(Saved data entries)
━━━━━━━━━━━━━━━━

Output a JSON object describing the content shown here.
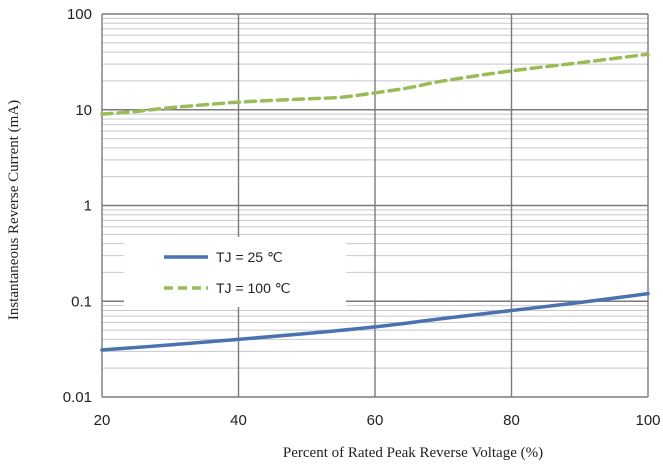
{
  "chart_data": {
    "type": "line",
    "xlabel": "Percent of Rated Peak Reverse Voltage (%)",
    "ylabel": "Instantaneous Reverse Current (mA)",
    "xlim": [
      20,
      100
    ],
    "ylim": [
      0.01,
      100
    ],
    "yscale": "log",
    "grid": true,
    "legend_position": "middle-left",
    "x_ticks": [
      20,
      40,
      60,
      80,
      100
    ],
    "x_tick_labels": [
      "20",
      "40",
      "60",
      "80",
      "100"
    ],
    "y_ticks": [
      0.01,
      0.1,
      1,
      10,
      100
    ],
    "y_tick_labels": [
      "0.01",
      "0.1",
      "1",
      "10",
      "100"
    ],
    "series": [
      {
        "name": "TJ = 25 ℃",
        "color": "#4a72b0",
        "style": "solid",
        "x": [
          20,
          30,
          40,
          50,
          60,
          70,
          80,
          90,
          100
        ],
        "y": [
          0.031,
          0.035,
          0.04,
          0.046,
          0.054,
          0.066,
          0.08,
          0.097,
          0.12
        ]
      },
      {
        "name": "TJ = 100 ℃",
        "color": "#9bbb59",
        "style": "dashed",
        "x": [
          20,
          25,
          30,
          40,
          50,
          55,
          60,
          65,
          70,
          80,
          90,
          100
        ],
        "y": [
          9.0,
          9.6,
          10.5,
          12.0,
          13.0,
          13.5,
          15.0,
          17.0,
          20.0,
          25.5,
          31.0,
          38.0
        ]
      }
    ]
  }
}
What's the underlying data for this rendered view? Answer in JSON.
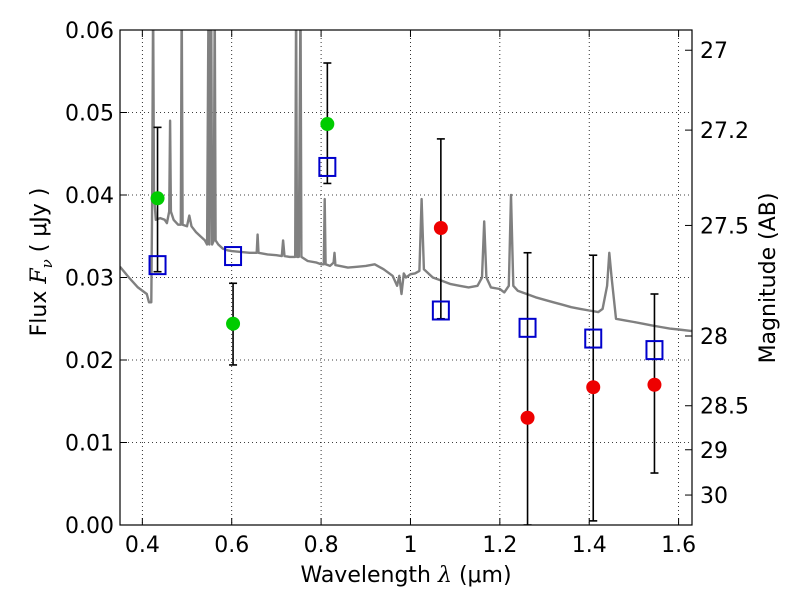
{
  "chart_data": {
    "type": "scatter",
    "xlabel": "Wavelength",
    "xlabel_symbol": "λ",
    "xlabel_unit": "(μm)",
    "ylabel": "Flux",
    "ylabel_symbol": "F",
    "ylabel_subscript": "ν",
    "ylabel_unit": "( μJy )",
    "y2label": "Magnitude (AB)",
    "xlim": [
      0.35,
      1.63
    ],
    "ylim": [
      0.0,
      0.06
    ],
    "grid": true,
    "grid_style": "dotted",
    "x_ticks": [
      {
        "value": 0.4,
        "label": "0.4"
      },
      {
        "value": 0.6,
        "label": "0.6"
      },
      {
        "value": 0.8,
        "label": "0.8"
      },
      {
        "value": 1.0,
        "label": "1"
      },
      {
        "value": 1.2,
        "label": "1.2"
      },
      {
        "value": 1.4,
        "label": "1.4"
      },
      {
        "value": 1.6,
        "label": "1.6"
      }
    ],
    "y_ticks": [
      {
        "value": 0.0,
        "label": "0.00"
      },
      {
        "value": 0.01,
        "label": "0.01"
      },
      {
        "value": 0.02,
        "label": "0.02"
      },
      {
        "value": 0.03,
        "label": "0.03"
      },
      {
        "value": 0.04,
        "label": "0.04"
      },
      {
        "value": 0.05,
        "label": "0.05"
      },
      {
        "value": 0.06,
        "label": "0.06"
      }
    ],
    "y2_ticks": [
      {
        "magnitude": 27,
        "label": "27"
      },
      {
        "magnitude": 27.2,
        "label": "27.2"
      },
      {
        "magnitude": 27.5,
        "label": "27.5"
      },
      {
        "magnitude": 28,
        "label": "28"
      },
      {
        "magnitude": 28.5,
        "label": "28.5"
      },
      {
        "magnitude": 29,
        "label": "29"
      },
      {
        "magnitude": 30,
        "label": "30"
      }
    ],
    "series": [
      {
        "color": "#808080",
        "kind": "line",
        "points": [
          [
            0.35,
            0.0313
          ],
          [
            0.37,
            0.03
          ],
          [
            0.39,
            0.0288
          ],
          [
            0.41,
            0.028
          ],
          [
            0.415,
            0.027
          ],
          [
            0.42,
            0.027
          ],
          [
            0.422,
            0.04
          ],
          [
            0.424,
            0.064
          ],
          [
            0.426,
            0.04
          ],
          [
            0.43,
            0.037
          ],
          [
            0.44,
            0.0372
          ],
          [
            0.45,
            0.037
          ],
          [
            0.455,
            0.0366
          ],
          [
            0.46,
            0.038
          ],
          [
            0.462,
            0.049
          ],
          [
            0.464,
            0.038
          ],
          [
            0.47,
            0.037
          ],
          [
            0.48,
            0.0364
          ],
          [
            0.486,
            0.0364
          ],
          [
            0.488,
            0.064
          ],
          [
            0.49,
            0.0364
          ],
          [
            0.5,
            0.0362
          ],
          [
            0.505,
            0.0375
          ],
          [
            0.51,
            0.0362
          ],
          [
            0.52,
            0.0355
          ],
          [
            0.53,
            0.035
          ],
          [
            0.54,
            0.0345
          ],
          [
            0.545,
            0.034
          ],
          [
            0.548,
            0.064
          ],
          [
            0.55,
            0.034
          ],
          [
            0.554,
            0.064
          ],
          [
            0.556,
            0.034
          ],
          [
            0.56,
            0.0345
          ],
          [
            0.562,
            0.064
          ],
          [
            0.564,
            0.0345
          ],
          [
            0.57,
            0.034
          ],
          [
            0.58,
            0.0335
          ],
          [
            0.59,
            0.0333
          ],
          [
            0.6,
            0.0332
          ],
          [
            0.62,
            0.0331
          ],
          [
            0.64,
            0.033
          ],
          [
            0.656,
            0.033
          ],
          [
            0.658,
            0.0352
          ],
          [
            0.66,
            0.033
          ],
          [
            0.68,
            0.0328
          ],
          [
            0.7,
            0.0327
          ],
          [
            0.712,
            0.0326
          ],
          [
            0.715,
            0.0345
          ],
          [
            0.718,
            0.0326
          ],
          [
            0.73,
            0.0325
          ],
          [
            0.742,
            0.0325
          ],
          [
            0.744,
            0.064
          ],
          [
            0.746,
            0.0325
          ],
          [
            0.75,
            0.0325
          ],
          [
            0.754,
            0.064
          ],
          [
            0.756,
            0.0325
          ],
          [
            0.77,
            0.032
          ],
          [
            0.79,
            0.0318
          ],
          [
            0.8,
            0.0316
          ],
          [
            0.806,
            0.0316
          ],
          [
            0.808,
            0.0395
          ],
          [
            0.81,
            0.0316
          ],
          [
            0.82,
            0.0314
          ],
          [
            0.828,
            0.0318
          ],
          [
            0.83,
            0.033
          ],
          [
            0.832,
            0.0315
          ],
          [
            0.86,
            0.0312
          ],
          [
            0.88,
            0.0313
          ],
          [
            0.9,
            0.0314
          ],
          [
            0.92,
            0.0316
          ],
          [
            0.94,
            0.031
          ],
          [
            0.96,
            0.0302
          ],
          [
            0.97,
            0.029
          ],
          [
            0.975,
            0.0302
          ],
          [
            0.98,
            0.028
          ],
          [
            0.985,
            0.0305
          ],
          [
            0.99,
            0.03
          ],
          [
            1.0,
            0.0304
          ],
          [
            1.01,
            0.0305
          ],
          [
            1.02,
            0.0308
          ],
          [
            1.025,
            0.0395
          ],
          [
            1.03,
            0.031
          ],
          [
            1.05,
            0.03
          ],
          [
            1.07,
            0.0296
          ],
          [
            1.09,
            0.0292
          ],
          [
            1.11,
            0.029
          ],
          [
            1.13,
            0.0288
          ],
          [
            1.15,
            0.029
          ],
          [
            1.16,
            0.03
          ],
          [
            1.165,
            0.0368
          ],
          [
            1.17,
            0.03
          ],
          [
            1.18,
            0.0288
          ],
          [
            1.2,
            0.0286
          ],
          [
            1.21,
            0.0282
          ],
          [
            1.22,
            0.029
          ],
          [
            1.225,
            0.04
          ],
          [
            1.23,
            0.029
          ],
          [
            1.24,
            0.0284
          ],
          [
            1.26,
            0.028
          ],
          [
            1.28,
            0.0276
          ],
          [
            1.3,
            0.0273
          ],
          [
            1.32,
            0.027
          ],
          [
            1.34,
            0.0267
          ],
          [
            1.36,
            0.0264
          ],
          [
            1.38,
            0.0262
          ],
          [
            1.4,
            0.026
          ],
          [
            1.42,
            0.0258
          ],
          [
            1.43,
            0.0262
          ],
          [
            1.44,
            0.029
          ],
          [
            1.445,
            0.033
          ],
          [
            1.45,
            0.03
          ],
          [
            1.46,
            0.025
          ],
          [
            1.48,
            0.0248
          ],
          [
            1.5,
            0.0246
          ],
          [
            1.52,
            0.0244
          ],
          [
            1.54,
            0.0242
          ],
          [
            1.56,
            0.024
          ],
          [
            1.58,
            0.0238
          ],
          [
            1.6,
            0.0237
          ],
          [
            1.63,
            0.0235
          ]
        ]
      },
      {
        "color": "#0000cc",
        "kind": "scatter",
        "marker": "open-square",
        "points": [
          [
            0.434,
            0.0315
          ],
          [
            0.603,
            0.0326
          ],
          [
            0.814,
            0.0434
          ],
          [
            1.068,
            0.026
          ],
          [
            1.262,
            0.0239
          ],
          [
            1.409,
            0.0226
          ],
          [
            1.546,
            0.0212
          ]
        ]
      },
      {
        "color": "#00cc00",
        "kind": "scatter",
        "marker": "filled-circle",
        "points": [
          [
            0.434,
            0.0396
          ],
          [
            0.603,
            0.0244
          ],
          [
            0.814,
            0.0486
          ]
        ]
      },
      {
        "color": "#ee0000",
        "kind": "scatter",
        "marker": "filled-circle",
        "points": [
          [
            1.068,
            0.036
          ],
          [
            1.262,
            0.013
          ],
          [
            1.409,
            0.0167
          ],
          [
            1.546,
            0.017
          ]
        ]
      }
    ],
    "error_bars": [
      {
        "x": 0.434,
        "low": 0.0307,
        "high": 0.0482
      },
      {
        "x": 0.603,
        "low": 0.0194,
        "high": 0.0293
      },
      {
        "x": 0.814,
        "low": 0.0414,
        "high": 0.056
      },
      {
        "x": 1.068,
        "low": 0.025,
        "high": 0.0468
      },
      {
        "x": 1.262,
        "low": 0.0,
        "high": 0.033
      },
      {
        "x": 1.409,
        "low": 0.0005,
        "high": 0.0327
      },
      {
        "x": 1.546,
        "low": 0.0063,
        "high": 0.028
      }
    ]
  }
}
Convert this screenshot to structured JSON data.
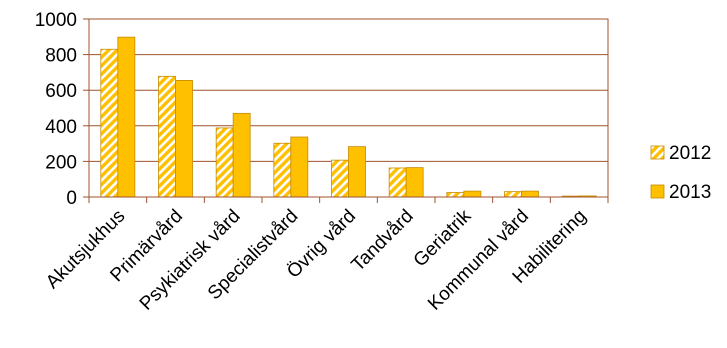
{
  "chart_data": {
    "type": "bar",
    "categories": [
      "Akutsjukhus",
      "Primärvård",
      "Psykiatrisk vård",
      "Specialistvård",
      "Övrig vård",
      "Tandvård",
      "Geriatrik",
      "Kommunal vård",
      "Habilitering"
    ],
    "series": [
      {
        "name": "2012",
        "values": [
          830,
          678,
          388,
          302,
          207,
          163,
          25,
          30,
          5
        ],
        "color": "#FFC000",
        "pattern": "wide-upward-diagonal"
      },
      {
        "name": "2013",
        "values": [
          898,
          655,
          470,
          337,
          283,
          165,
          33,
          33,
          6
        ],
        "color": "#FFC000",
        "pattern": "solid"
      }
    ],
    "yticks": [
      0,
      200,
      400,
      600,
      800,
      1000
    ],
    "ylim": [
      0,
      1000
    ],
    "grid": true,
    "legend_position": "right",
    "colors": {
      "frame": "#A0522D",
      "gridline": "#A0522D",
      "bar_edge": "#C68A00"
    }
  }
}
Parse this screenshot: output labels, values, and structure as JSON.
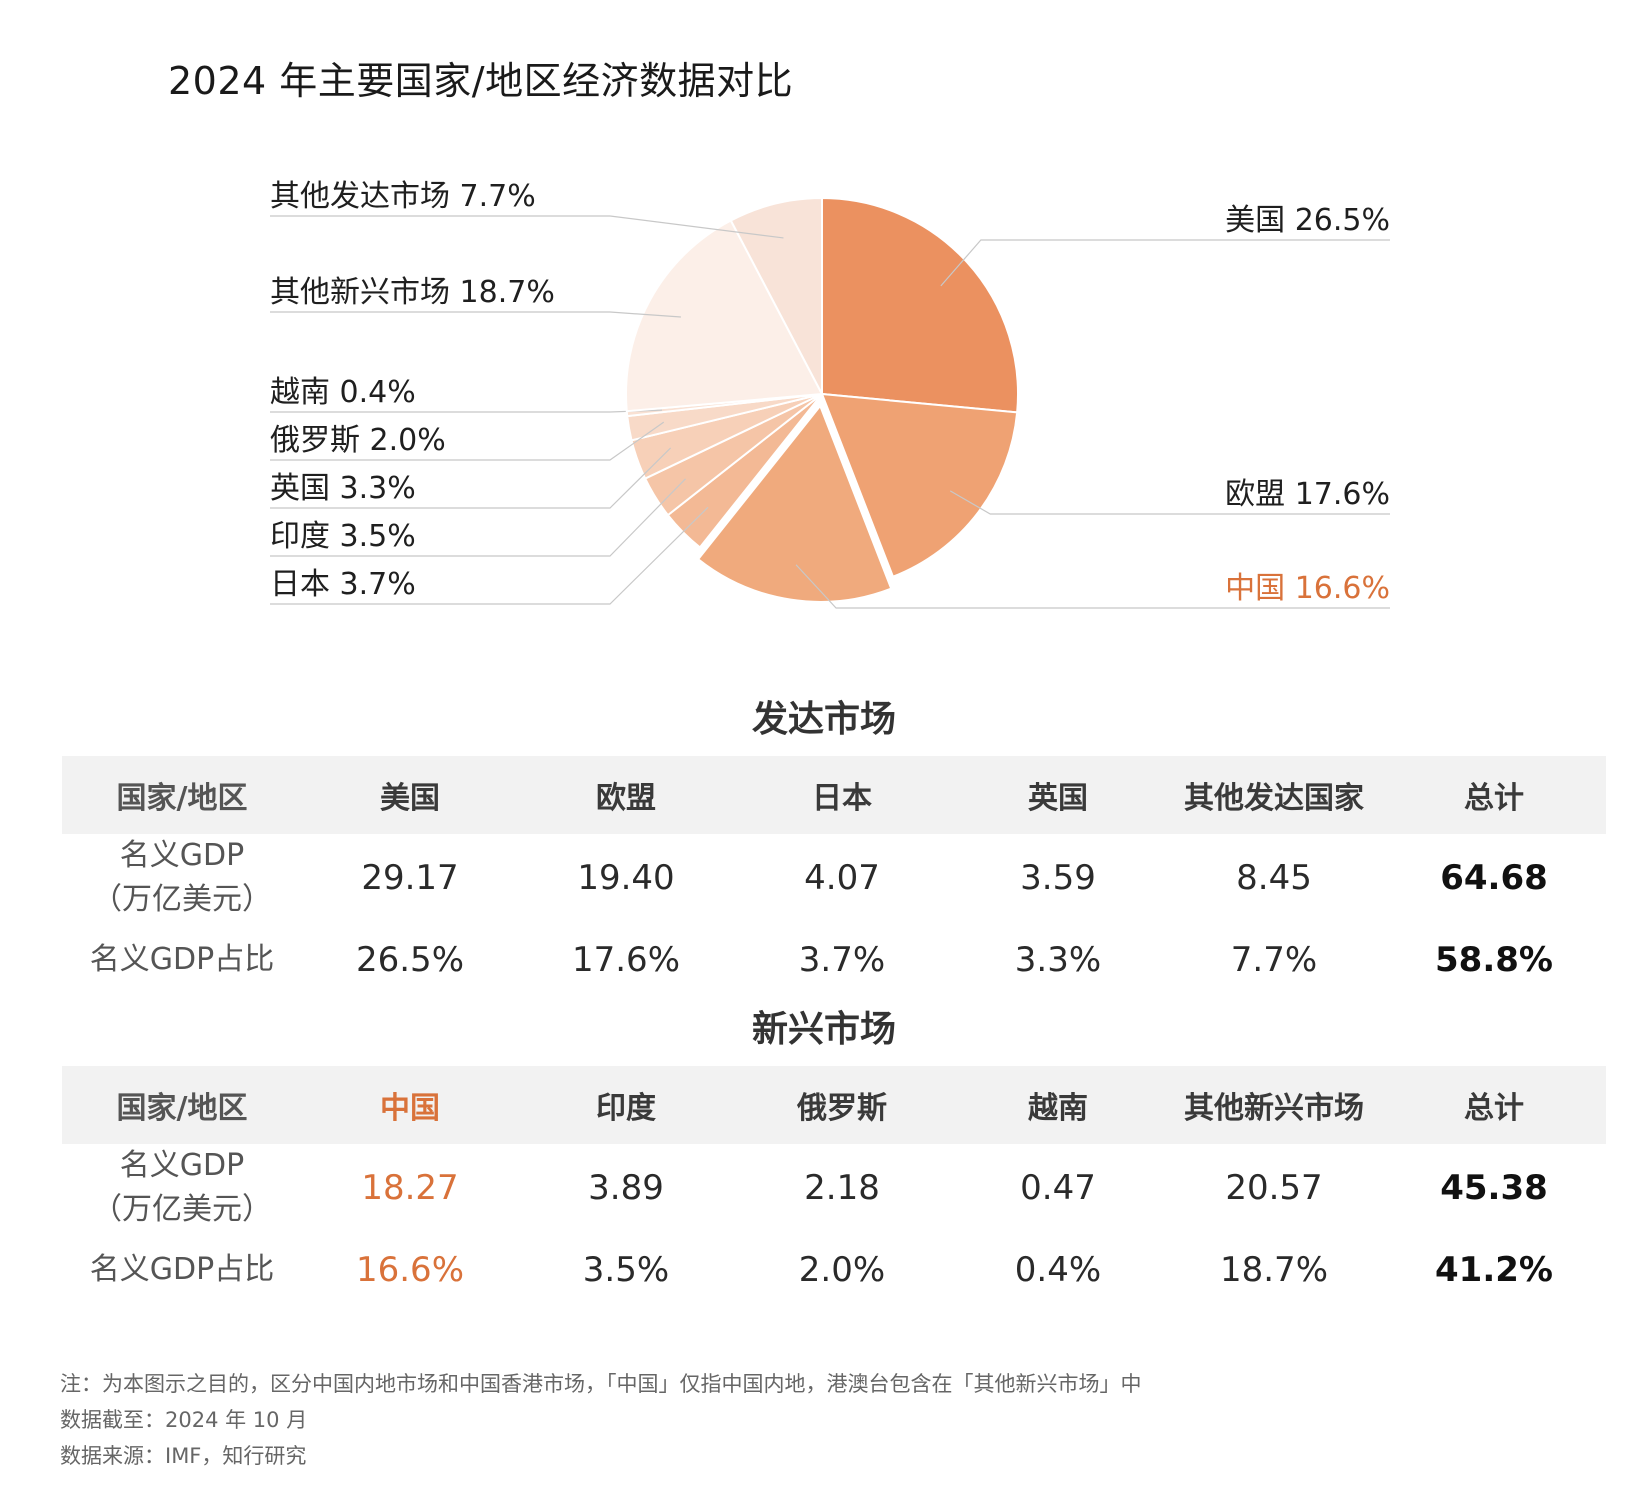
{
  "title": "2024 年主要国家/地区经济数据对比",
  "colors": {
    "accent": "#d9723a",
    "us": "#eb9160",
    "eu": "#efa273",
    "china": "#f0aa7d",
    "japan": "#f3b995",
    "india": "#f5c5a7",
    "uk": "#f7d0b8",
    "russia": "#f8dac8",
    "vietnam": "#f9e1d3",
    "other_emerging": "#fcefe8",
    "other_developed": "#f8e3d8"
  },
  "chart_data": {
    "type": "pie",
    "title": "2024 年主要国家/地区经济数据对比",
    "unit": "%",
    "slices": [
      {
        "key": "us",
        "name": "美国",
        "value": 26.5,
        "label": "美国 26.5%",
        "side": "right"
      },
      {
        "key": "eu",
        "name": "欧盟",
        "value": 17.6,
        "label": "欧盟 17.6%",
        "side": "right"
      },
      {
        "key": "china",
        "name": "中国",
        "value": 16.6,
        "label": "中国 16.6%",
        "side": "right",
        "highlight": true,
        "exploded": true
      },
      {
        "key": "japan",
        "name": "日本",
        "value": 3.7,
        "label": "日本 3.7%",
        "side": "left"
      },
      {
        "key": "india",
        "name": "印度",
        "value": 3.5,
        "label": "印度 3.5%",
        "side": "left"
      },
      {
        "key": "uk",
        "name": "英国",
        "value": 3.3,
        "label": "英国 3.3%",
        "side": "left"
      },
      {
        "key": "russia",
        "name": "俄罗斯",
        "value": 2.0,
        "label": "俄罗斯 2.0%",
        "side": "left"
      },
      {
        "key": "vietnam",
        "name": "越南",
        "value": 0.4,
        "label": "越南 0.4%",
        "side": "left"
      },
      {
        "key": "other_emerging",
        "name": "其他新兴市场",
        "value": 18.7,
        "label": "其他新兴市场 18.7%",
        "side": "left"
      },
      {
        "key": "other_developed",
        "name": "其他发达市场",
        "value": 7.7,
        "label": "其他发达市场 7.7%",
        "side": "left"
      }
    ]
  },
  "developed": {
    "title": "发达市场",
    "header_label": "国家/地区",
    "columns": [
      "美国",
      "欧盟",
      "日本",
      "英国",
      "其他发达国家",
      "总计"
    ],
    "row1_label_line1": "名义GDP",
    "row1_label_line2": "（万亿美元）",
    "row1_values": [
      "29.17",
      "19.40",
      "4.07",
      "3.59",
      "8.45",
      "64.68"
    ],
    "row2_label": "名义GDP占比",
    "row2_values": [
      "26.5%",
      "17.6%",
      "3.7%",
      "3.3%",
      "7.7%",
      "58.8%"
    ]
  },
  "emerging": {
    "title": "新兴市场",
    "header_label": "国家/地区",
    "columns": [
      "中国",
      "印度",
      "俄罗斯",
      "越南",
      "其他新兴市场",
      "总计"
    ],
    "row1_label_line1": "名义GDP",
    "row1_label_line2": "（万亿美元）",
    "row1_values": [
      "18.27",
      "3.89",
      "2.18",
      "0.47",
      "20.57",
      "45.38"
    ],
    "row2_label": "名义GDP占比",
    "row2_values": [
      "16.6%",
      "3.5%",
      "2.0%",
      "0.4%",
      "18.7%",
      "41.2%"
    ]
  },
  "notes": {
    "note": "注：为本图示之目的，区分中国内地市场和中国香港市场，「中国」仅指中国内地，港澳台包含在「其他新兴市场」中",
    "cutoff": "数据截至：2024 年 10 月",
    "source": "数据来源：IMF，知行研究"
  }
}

━━━━━━━━━━━━━━━━

In the material above, tally every line with the string "title" in it, then give that number alone.

→ SOLVED PROBLEM: 4